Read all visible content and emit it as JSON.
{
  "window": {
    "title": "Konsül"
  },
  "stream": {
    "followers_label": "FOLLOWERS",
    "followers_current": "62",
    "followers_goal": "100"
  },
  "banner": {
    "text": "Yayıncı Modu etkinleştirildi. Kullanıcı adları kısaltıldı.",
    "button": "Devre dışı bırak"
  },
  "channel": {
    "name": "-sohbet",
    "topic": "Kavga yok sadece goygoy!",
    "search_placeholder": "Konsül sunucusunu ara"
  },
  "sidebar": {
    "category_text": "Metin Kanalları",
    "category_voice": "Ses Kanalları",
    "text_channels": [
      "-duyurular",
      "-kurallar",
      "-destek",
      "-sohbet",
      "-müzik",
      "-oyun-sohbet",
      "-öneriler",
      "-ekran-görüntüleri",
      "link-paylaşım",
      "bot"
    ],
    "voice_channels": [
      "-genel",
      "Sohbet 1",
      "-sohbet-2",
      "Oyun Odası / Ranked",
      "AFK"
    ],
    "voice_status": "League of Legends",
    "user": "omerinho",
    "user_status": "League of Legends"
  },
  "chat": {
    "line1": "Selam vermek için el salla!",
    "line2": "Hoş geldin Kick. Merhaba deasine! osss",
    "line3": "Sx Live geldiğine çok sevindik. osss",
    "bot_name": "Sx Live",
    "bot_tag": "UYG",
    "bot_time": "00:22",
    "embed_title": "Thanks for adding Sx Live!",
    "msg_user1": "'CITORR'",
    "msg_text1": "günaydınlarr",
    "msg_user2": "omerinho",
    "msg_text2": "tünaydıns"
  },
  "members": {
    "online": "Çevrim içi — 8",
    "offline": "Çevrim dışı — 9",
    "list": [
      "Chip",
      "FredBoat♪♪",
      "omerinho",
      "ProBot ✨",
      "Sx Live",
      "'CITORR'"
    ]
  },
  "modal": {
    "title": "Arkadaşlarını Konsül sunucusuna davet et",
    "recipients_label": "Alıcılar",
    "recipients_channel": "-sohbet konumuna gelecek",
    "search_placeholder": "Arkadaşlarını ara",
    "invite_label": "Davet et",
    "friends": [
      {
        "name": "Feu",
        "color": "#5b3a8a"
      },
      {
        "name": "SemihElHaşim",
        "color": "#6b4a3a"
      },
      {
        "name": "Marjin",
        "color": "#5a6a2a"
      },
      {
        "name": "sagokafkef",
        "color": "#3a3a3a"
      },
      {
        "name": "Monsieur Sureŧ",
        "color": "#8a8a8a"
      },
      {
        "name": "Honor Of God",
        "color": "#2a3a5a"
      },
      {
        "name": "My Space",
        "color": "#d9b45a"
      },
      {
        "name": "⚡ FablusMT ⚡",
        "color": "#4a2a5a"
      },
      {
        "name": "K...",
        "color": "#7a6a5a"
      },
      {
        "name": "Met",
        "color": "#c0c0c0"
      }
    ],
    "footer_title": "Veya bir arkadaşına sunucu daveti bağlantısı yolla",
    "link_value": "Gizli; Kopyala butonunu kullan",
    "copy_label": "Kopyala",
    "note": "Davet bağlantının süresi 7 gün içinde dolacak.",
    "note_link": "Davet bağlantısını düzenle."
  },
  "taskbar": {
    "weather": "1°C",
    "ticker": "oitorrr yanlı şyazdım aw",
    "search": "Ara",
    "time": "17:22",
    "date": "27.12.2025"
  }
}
● ● ● ●
■ What is being asked:
Please restate the whole listing word for word.

■ Written answer:
Read all visible content and emit it as JSON.
{
  "window": {
    "title": "Konsül"
  },
  "stream": {
    "followers_label": "FOLLOWERS",
    "followers_current": "62",
    "followers_goal": "100"
  },
  "banner": {
    "text": "Yayıncı Modu etkinleştirildi. Kullanıcı adları kısaltıldı.",
    "button": "Devre dışı bırak"
  },
  "channel": {
    "name": "-sohbet",
    "topic": "Kavga yok sadece goygoy!",
    "search_placeholder": "Konsül sunucusunu ara"
  },
  "sidebar": {
    "category_text": "Metin Kanalları",
    "category_voice": "Ses Kanalları",
    "text_channels": [
      "-duyurular",
      "-kurallar",
      "-destek",
      "-sohbet",
      "-müzik",
      "-oyun-sohbet",
      "-öneriler",
      "-ekran-görüntüleri",
      "link-paylaşım",
      "bot"
    ],
    "voice_channels": [
      "-genel",
      "Sohbet 1",
      "-sohbet-2",
      "Oyun Odası / Ranked",
      "AFK"
    ],
    "voice_status": "League of Legends",
    "user": "omerinho",
    "user_status": "League of Legends"
  },
  "chat": {
    "line1": "Selam vermek için el salla!",
    "line2": "Hoş geldin Kick. Merhaba deasine! osss",
    "line3": "Sx Live geldiğine çok sevindik. osss",
    "bot_name": "Sx Live",
    "bot_tag": "UYG",
    "bot_time": "00:22",
    "embed_title": "Thanks for adding Sx Live!",
    "msg_user1": "'CITORR'",
    "msg_text1": "günaydınlarr",
    "msg_user2": "omerinho",
    "msg_text2": "tünaydıns"
  },
  "members": {
    "online": "Çevrim içi — 8",
    "offline": "Çevrim dışı — 9",
    "list": [
      "Chip",
      "FredBoat♪♪",
      "omerinho",
      "ProBot ✨",
      "Sx Live",
      "'CITORR'"
    ]
  },
  "modal": {
    "title": "Arkadaşlarını Konsül sunucusuna davet et",
    "recipients_label": "Alıcılar",
    "recipients_channel": "-sohbet konumuna gelecek",
    "search_placeholder": "Arkadaşlarını ara",
    "invite_label": "Davet et",
    "friends": [
      {
        "name": "Feu",
        "color": "#5b3a8a"
      },
      {
        "name": "SemihElHaşim",
        "color": "#6b4a3a"
      },
      {
        "name": "Marjin",
        "color": "#5a6a2a"
      },
      {
        "name": "sagokafkef",
        "color": "#3a3a3a"
      },
      {
        "name": "Monsieur Sureŧ",
        "color": "#8a8a8a"
      },
      {
        "name": "Honor Of God",
        "color": "#2a3a5a"
      },
      {
        "name": "My Space",
        "color": "#d9b45a"
      },
      {
        "name": "⚡ FablusMT ⚡",
        "color": "#4a2a5a"
      },
      {
        "name": "K...",
        "color": "#7a6a5a"
      },
      {
        "name": "Met",
        "color": "#c0c0c0"
      }
    ],
    "footer_title": "Veya bir arkadaşına sunucu daveti bağlantısı yolla",
    "link_value": "Gizli; Kopyala butonunu kullan",
    "copy_label": "Kopyala",
    "note": "Davet bağlantının süresi 7 gün içinde dolacak.",
    "note_link": "Davet bağlantısını düzenle."
  },
  "taskbar": {
    "weather": "1°C",
    "ticker": "oitorrr yanlı şyazdım aw",
    "search": "Ara",
    "time": "17:22",
    "date": "27.12.2025"
  }
}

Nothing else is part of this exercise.